** START EXCERPTED DATA **

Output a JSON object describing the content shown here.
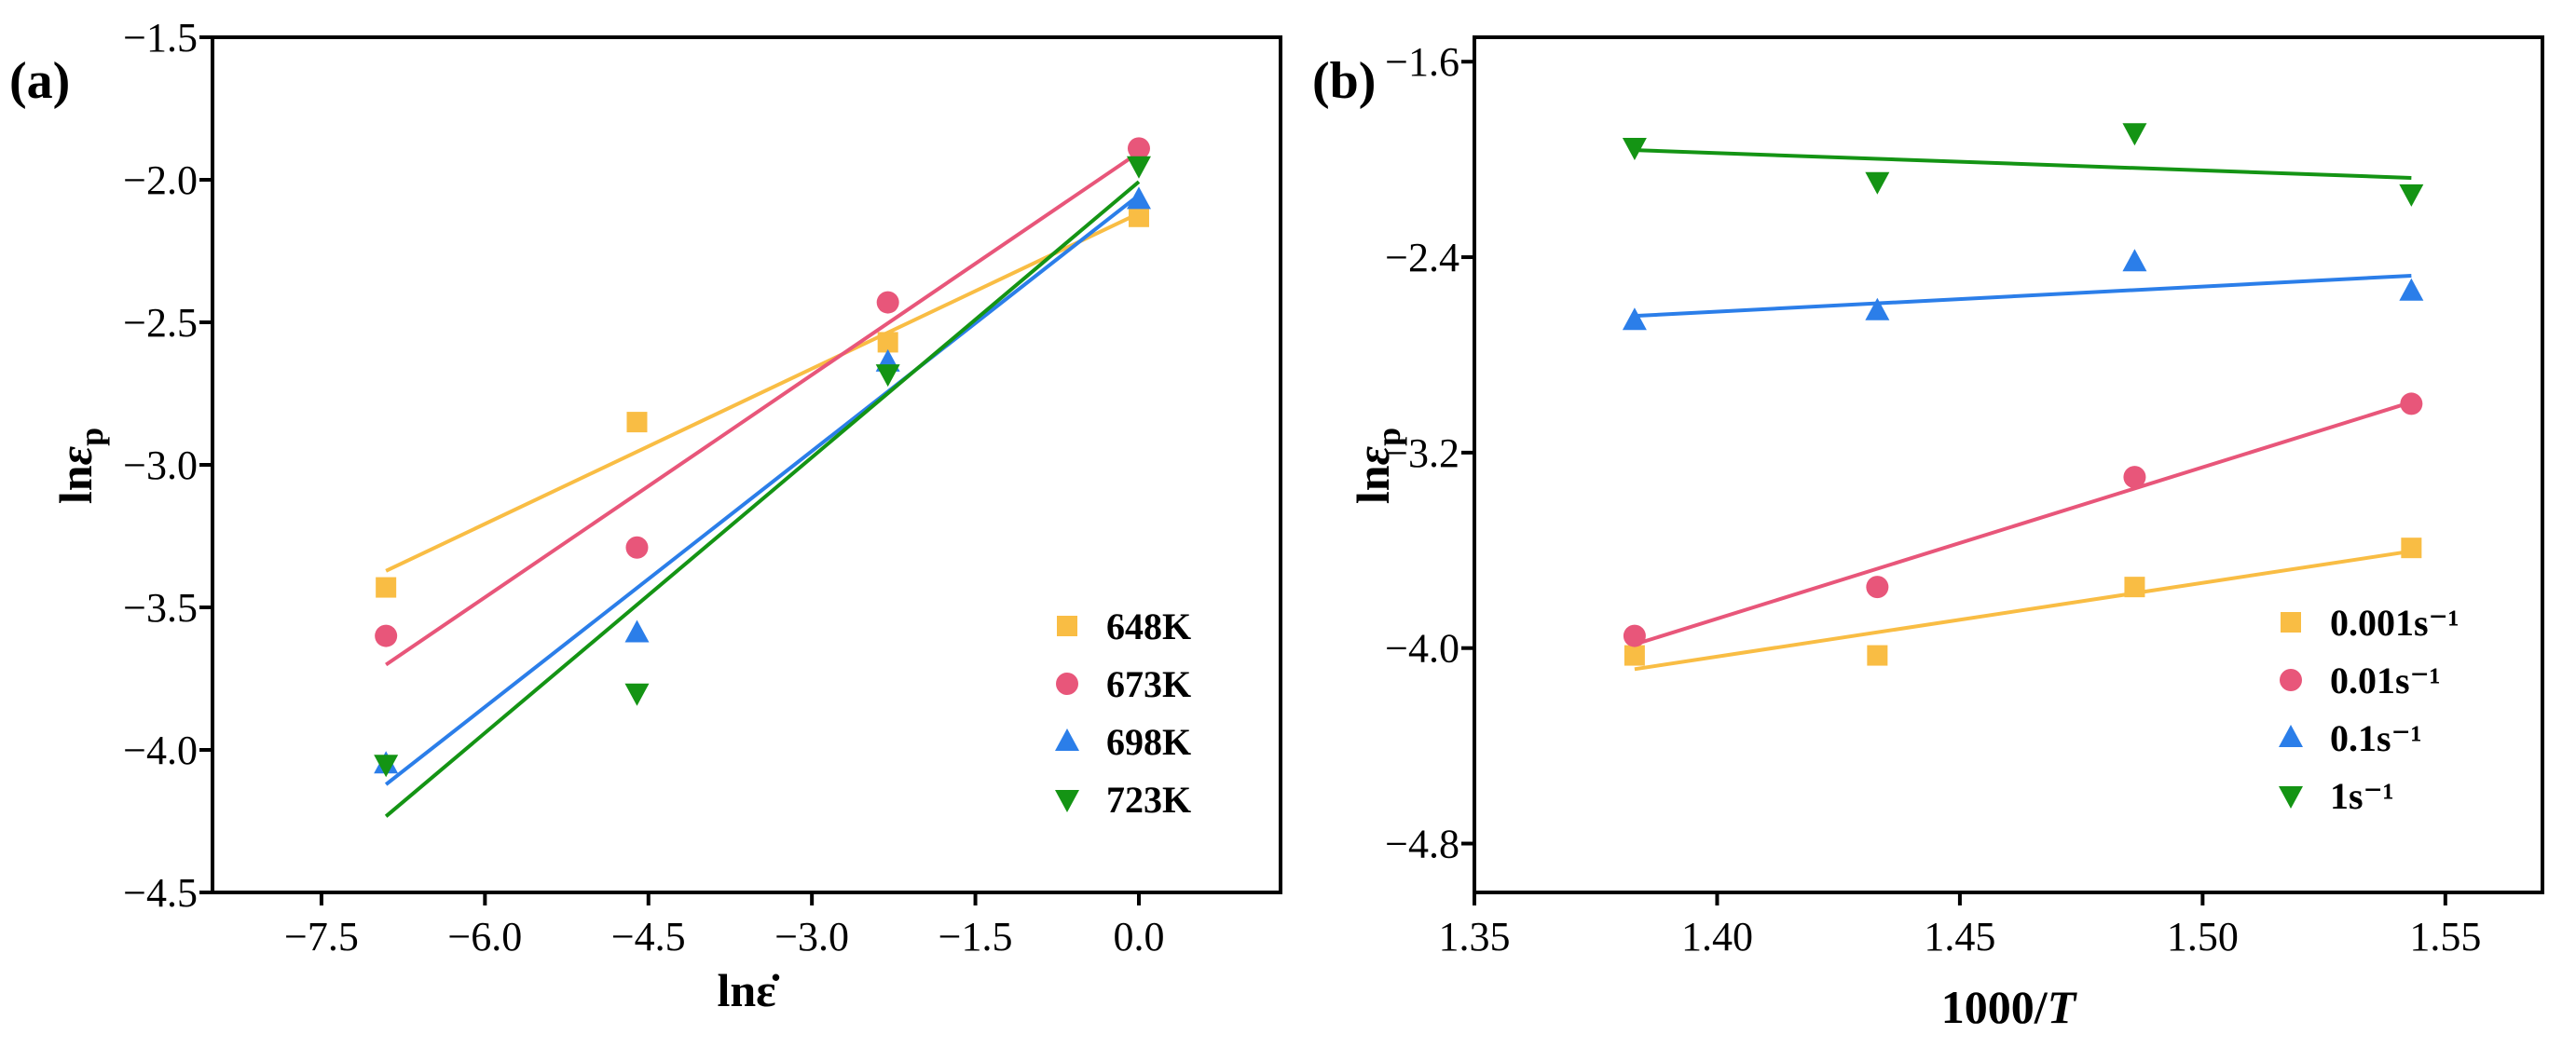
{
  "figure": {
    "panel_a_label": "(a)",
    "panel_b_label": "(b)"
  },
  "chart_data": [
    {
      "type": "scatter",
      "panel": "(a)",
      "title": "",
      "xlabel": "lnε̇",
      "ylabel": "lnεp",
      "xlim": [
        -8.5,
        1.3
      ],
      "ylim": [
        -4.5,
        -1.5
      ],
      "xticks": [
        -7.5,
        -6.0,
        -4.5,
        -3.0,
        -1.5,
        0.0
      ],
      "xtick_labels": [
        "−7.5",
        "−6.0",
        "−4.5",
        "−3.0",
        "−1.5",
        "0.0"
      ],
      "yticks": [
        -4.5,
        -4.0,
        -3.5,
        -3.0,
        -2.5,
        -2.0,
        -1.5
      ],
      "ytick_labels": [
        "−4.5",
        "−4.0",
        "−3.5",
        "−3.0",
        "−2.5",
        "−2.0",
        "−1.5"
      ],
      "legend_position": "bottom-right",
      "fit_lines": true,
      "x": [
        -6.908,
        -4.605,
        -2.303,
        0.0
      ],
      "series": [
        {
          "name": "648K",
          "color": "#f9bd44",
          "marker": "square",
          "values": [
            -3.43,
            -2.85,
            -2.57,
            -2.13
          ]
        },
        {
          "name": "673K",
          "color": "#e8567a",
          "marker": "circle",
          "values": [
            -3.6,
            -3.29,
            -2.43,
            -1.89
          ]
        },
        {
          "name": "698K",
          "color": "#2b7ee9",
          "marker": "triangle",
          "values": [
            -4.05,
            -3.59,
            -2.64,
            -2.07
          ]
        },
        {
          "name": "723K",
          "color": "#149414",
          "marker": "triangle-down",
          "values": [
            -4.05,
            -3.8,
            -2.68,
            -1.95
          ]
        }
      ]
    },
    {
      "type": "scatter",
      "panel": "(b)",
      "title": "",
      "xlabel": "1000/T",
      "ylabel": "lnεp",
      "xlim": [
        1.35,
        1.57
      ],
      "ylim": [
        -5.0,
        -1.5
      ],
      "xticks": [
        1.35,
        1.4,
        1.45,
        1.5,
        1.55
      ],
      "xtick_labels": [
        "1.35",
        "1.40",
        "1.45",
        "1.50",
        "1.55"
      ],
      "yticks": [
        -4.8,
        -4.0,
        -3.2,
        -2.4,
        -1.6
      ],
      "ytick_labels": [
        "−4.8",
        "−4.0",
        "−3.2",
        "−2.4",
        "−1.6"
      ],
      "legend_position": "bottom-right",
      "fit_lines": true,
      "x": [
        1.383,
        1.433,
        1.486,
        1.543
      ],
      "series": [
        {
          "name": "0.001s⁻¹",
          "color": "#f9bd44",
          "marker": "square",
          "values": [
            -4.03,
            -4.03,
            -3.75,
            -3.59
          ]
        },
        {
          "name": "0.01s⁻¹",
          "color": "#e8567a",
          "marker": "circle",
          "values": [
            -3.95,
            -3.75,
            -3.3,
            -3.0
          ]
        },
        {
          "name": "0.1s⁻¹",
          "color": "#2b7ee9",
          "marker": "triangle",
          "values": [
            -2.66,
            -2.62,
            -2.42,
            -2.54
          ]
        },
        {
          "name": "1s⁻¹",
          "color": "#149414",
          "marker": "triangle-down",
          "values": [
            -1.95,
            -2.09,
            -1.89,
            -2.14
          ]
        }
      ]
    }
  ]
}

** END EXCERPTED DATA **

*GOAL*
All the records need to be repeated exactly, with the images dropped.

*WORKED ANSWER*
Output a JSON object describing the content shown here.
{
  "figure": {
    "panel_a_label": "(a)",
    "panel_b_label": "(b)"
  },
  "chart_data": [
    {
      "type": "scatter",
      "panel": "(a)",
      "title": "",
      "xlabel": "lnε̇",
      "ylabel": "lnεp",
      "xlim": [
        -8.5,
        1.3
      ],
      "ylim": [
        -4.5,
        -1.5
      ],
      "xticks": [
        -7.5,
        -6.0,
        -4.5,
        -3.0,
        -1.5,
        0.0
      ],
      "xtick_labels": [
        "−7.5",
        "−6.0",
        "−4.5",
        "−3.0",
        "−1.5",
        "0.0"
      ],
      "yticks": [
        -4.5,
        -4.0,
        -3.5,
        -3.0,
        -2.5,
        -2.0,
        -1.5
      ],
      "ytick_labels": [
        "−4.5",
        "−4.0",
        "−3.5",
        "−3.0",
        "−2.5",
        "−2.0",
        "−1.5"
      ],
      "legend_position": "bottom-right",
      "fit_lines": true,
      "x": [
        -6.908,
        -4.605,
        -2.303,
        0.0
      ],
      "series": [
        {
          "name": "648K",
          "color": "#f9bd44",
          "marker": "square",
          "values": [
            -3.43,
            -2.85,
            -2.57,
            -2.13
          ]
        },
        {
          "name": "673K",
          "color": "#e8567a",
          "marker": "circle",
          "values": [
            -3.6,
            -3.29,
            -2.43,
            -1.89
          ]
        },
        {
          "name": "698K",
          "color": "#2b7ee9",
          "marker": "triangle",
          "values": [
            -4.05,
            -3.59,
            -2.64,
            -2.07
          ]
        },
        {
          "name": "723K",
          "color": "#149414",
          "marker": "triangle-down",
          "values": [
            -4.05,
            -3.8,
            -2.68,
            -1.95
          ]
        }
      ]
    },
    {
      "type": "scatter",
      "panel": "(b)",
      "title": "",
      "xlabel": "1000/T",
      "ylabel": "lnεp",
      "xlim": [
        1.35,
        1.57
      ],
      "ylim": [
        -5.0,
        -1.5
      ],
      "xticks": [
        1.35,
        1.4,
        1.45,
        1.5,
        1.55
      ],
      "xtick_labels": [
        "1.35",
        "1.40",
        "1.45",
        "1.50",
        "1.55"
      ],
      "yticks": [
        -4.8,
        -4.0,
        -3.2,
        -2.4,
        -1.6
      ],
      "ytick_labels": [
        "−4.8",
        "−4.0",
        "−3.2",
        "−2.4",
        "−1.6"
      ],
      "legend_position": "bottom-right",
      "fit_lines": true,
      "x": [
        1.383,
        1.433,
        1.486,
        1.543
      ],
      "series": [
        {
          "name": "0.001s⁻¹",
          "color": "#f9bd44",
          "marker": "square",
          "values": [
            -4.03,
            -4.03,
            -3.75,
            -3.59
          ]
        },
        {
          "name": "0.01s⁻¹",
          "color": "#e8567a",
          "marker": "circle",
          "values": [
            -3.95,
            -3.75,
            -3.3,
            -3.0
          ]
        },
        {
          "name": "0.1s⁻¹",
          "color": "#2b7ee9",
          "marker": "triangle",
          "values": [
            -2.66,
            -2.62,
            -2.42,
            -2.54
          ]
        },
        {
          "name": "1s⁻¹",
          "color": "#149414",
          "marker": "triangle-down",
          "values": [
            -1.95,
            -2.09,
            -1.89,
            -2.14
          ]
        }
      ]
    }
  ]
}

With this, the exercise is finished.